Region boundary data
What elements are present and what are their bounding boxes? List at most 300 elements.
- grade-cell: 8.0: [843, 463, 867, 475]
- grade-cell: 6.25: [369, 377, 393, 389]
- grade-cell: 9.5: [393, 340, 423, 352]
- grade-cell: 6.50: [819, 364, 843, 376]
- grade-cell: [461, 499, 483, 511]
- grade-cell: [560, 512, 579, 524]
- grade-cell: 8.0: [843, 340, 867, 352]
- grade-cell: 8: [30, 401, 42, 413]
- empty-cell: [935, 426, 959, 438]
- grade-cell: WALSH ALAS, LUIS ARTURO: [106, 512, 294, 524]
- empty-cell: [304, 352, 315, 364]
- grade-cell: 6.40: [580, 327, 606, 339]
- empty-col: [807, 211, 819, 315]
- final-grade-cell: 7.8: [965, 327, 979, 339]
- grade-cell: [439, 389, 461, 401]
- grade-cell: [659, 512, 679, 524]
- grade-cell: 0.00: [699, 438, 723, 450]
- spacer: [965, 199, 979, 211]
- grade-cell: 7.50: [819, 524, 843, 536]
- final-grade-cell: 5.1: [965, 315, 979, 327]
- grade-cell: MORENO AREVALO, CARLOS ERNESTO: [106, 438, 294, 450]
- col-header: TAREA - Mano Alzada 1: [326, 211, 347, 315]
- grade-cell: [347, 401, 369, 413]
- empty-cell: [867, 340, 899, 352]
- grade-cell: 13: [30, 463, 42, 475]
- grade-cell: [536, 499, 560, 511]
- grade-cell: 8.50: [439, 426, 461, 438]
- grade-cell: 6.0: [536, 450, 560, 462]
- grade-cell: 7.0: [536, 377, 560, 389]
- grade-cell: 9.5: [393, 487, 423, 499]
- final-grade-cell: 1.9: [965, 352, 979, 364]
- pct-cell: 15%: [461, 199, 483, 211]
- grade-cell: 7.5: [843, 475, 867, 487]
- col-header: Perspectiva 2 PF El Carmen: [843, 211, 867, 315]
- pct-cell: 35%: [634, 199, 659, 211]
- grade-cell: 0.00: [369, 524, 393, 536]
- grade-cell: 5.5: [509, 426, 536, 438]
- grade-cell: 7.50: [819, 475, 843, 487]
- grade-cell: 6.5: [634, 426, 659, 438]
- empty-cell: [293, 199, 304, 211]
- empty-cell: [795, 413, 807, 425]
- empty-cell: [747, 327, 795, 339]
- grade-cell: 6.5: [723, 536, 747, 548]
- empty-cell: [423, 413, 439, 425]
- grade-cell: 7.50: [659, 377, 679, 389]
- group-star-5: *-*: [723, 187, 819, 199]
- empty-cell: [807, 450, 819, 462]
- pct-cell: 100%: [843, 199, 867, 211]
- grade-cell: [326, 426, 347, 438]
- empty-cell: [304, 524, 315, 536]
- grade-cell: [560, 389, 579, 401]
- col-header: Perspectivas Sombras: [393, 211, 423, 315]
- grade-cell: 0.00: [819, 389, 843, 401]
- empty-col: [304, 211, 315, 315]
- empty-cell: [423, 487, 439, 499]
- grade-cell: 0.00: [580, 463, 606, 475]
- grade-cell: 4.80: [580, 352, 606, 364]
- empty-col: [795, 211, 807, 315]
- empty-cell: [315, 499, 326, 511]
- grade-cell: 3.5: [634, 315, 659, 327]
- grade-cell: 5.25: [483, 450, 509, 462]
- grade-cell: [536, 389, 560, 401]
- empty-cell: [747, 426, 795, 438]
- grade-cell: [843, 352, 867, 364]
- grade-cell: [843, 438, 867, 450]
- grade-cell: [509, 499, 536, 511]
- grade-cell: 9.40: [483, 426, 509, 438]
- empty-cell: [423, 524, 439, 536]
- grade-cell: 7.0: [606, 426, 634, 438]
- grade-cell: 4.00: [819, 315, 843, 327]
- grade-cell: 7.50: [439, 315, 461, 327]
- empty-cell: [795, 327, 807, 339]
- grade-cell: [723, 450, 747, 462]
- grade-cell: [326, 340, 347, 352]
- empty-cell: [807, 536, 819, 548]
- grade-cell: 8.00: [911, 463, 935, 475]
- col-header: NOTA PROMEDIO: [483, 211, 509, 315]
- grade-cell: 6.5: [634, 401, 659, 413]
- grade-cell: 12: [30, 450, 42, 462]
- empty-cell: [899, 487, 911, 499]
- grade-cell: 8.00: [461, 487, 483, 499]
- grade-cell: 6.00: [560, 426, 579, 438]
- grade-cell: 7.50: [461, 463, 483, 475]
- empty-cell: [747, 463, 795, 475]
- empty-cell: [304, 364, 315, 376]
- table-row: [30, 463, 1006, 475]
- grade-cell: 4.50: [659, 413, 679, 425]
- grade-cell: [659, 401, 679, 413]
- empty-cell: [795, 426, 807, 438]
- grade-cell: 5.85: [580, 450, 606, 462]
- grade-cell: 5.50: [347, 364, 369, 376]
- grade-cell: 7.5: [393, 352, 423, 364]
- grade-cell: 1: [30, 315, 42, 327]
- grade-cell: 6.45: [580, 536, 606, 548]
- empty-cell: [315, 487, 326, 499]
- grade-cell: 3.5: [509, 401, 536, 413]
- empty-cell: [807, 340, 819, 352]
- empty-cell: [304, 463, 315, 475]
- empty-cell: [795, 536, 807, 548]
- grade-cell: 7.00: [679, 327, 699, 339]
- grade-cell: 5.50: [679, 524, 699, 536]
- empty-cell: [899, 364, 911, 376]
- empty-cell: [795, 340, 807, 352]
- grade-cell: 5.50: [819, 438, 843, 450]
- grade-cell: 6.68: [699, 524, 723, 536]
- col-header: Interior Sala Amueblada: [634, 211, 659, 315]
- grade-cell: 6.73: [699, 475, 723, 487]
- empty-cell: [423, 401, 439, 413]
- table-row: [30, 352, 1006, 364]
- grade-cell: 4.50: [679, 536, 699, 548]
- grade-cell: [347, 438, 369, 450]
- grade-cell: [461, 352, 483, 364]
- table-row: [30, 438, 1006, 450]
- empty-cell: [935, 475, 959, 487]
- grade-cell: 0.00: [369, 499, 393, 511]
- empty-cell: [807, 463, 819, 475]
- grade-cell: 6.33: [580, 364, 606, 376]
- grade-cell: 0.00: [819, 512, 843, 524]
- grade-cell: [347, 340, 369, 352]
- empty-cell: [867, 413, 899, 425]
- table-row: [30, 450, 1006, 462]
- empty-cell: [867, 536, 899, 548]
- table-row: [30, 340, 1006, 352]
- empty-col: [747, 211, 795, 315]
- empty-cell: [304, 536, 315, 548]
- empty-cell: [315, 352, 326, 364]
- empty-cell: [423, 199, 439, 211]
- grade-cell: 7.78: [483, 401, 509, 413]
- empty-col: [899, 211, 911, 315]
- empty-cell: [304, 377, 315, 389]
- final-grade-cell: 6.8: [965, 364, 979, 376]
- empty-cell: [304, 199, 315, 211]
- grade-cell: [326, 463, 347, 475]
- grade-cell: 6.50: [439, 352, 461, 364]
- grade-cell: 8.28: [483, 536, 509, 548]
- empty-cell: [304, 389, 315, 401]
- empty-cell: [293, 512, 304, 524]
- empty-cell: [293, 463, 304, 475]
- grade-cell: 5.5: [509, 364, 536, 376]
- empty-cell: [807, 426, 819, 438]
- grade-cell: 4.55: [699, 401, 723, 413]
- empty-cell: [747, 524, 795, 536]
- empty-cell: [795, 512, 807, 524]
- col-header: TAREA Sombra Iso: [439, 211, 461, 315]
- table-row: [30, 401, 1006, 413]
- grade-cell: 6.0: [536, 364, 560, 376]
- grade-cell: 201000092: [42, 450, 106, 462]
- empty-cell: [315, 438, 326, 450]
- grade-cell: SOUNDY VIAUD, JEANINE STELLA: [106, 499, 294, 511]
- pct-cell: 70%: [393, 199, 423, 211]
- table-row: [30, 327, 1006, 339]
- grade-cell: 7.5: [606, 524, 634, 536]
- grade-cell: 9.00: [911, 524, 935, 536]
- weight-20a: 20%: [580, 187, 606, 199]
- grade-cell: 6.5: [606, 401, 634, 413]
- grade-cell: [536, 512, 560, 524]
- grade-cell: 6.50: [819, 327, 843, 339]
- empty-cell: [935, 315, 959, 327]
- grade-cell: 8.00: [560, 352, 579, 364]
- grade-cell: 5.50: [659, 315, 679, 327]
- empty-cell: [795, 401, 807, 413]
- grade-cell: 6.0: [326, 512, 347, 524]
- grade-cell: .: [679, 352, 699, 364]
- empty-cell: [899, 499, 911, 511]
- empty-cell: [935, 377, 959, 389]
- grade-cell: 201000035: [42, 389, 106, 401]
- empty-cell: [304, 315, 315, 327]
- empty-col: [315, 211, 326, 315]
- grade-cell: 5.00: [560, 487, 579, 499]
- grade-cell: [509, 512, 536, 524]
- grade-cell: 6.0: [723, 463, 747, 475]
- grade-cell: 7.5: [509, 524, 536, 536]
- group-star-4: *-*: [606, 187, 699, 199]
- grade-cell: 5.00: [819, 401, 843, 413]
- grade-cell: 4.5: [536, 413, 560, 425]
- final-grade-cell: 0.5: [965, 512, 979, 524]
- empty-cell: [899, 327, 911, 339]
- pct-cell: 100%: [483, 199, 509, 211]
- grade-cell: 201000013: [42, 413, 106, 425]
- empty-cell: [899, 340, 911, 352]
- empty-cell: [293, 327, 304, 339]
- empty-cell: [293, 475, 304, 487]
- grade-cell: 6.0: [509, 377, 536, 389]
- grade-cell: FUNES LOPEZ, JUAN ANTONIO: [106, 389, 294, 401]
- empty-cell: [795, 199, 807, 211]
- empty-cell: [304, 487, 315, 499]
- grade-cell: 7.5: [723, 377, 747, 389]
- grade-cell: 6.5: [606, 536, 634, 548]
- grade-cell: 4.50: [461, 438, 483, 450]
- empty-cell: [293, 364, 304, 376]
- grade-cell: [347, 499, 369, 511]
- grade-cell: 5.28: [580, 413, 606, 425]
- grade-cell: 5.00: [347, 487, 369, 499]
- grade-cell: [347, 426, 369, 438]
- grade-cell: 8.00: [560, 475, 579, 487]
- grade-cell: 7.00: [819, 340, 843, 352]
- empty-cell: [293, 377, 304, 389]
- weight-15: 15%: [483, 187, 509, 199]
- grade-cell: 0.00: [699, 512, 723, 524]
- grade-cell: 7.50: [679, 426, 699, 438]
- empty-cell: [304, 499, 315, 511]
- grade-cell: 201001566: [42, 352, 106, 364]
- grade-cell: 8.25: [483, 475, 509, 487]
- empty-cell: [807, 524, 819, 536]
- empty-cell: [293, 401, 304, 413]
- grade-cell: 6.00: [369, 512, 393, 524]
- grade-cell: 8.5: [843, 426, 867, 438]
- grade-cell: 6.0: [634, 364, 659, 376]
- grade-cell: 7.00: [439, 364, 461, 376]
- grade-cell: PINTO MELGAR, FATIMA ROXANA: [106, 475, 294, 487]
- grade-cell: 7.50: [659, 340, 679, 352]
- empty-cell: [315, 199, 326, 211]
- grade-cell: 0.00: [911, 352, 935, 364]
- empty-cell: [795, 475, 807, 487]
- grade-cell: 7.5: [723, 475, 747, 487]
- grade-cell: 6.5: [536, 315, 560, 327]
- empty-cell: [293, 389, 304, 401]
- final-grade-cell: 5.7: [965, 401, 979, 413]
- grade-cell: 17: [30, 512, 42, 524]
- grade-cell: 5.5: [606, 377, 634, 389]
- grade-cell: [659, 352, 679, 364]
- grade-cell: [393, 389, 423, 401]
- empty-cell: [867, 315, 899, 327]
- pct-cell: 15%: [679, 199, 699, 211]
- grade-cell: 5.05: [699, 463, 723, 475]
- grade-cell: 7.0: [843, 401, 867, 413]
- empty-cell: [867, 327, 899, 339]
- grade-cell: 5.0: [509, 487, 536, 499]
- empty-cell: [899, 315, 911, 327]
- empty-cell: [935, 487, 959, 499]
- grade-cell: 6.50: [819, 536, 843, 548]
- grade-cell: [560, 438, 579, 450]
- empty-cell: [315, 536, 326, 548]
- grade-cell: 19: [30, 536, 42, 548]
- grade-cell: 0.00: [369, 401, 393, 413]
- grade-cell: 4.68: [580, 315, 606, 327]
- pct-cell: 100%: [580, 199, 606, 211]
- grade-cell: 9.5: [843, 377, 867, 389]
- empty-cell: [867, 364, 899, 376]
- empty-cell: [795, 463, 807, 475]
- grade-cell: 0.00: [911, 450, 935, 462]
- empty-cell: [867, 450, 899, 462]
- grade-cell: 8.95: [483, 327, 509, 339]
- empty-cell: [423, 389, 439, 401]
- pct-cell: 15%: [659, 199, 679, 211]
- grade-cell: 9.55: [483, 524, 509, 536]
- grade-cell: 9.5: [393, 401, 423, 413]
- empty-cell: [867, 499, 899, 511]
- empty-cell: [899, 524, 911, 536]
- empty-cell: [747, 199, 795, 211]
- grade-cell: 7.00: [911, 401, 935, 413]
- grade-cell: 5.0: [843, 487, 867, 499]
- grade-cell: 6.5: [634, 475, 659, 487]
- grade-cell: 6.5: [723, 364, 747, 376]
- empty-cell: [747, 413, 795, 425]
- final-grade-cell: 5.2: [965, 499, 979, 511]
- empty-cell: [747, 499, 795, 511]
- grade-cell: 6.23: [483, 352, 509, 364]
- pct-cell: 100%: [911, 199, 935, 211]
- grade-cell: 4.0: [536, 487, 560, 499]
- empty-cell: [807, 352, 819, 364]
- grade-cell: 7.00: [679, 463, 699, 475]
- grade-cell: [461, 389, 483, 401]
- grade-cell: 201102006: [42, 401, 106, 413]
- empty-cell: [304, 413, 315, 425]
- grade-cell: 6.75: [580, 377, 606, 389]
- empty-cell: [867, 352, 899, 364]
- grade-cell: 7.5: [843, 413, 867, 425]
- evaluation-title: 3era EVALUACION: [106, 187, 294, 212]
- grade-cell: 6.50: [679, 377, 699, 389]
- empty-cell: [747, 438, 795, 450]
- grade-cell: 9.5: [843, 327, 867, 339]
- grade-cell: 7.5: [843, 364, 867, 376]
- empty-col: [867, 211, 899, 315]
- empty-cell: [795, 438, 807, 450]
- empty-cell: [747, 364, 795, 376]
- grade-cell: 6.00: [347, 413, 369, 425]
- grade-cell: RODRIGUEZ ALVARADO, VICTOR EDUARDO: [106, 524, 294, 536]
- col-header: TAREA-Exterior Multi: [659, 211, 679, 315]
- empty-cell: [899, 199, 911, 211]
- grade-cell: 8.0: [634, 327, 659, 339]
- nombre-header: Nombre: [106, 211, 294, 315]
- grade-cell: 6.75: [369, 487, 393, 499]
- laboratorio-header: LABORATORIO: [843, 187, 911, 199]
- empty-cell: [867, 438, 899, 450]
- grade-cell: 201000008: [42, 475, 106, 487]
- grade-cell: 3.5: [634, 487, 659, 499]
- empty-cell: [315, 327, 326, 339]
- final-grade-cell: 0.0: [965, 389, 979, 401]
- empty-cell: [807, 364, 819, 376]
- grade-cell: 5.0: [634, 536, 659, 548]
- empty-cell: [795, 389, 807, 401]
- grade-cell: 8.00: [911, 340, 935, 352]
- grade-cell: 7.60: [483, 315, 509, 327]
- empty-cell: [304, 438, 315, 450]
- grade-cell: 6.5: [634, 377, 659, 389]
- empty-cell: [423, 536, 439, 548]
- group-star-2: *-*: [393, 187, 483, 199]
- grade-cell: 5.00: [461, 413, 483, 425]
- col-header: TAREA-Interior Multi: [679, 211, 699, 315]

◆ PROBLEM DETAILS ◆
Please lay out the data from its first line up to and including the line containing "- pct-cell: 100%: [843, 199, 867, 211]" as a Markdown table with the columns Row and Line, leaving out any blank lines.

◆ EXERCISE RESPONSE ◆
| Row | Line |
|---|---|
| 1 | What elements are present and what are their bounding boxes? List at most 300 elements. |
| 2 | - grade-cell: 8.0: [843, 463, 867, 475] |
| 3 | - grade-cell: 6.25: [369, 377, 393, 389] |
| 4 | - grade-cell: 9.5: [393, 340, 423, 352] |
| 5 | - grade-cell: 6.50: [819, 364, 843, 376] |
| 6 | - grade-cell: [461, 499, 483, 511] |
| 7 | - grade-cell: [560, 512, 579, 524] |
| 8 | - grade-cell: 8.0: [843, 340, 867, 352] |
| 9 | - grade-cell: 8: [30, 401, 42, 413] |
| 10 | - empty-cell: [935, 426, 959, 438] |
| 11 | - grade-cell: WALSH ALAS, LUIS ARTURO: [106, 512, 294, 524] |
| 12 | - empty-cell: [304, 352, 315, 364] |
| 13 | - grade-cell: 6.40: [580, 327, 606, 339] |
| 14 | - empty-col: [807, 211, 819, 315] |
| 15 | - final-grade-cell: 7.8: [965, 327, 979, 339] |
| 16 | - grade-cell: [439, 389, 461, 401] |
| 17 | - grade-cell: [659, 512, 679, 524] |
| 18 | - grade-cell: 0.00: [699, 438, 723, 450] |
| 19 | - spacer: [965, 199, 979, 211] |
| 20 | - grade-cell: 7.50: [819, 524, 843, 536] |
| 21 | - final-grade-cell: 5.1: [965, 315, 979, 327] |
| 22 | - grade-cell: MORENO AREVALO, CARLOS ERNESTO: [106, 438, 294, 450] |
| 23 | - col-header: TAREA - Mano Alzada 1: [326, 211, 347, 315] |
| 24 | - grade-cell: [347, 401, 369, 413] |
| 25 | - empty-cell: [867, 340, 899, 352] |
| 26 | - grade-cell: 13: [30, 463, 42, 475] |
| 27 | - grade-cell: [536, 499, 560, 511] |
| 28 | - grade-cell: 8.50: [439, 426, 461, 438] |
| 29 | - grade-cell: 6.0: [536, 450, 560, 462] |
| 30 | - grade-cell: 7.0: [536, 377, 560, 389] |
| 31 | - grade-cell: 9.5: [393, 487, 423, 499] |
| 32 | - final-grade-cell: 1.9: [965, 352, 979, 364] |
| 33 | - pct-cell: 15%: [461, 199, 483, 211] |
| 34 | - grade-cell: 7.5: [843, 475, 867, 487] |
| 35 | - col-header: Perspectiva 2 PF El Carmen: [843, 211, 867, 315] |
| 36 | - pct-cell: 35%: [634, 199, 659, 211] |
| 37 | - grade-cell: 0.00: [369, 524, 393, 536] |
| 38 | - grade-cell: 5.5: [509, 426, 536, 438] |
| 39 | - grade-cell: 7.50: [819, 475, 843, 487] |
| 40 | - grade-cell: 6.5: [634, 426, 659, 438] |
| 41 | - empty-cell: [293, 199, 304, 211] |
| 42 | - empty-cell: [795, 413, 807, 425] |
| 43 | - empty-cell: [747, 327, 795, 339] |
| 44 | - grade-cell: 6.5: [723, 536, 747, 548] |
| 45 | - empty-cell: [423, 413, 439, 425] |
| 46 | - grade-cell: 7.50: [659, 377, 679, 389] |
| 47 | - group-star-5: *-*: [723, 187, 819, 199] |
| 48 | - empty-cell: [807, 450, 819, 462] |
| 49 | - pct-cell: 100%: [843, 199, 867, 211] |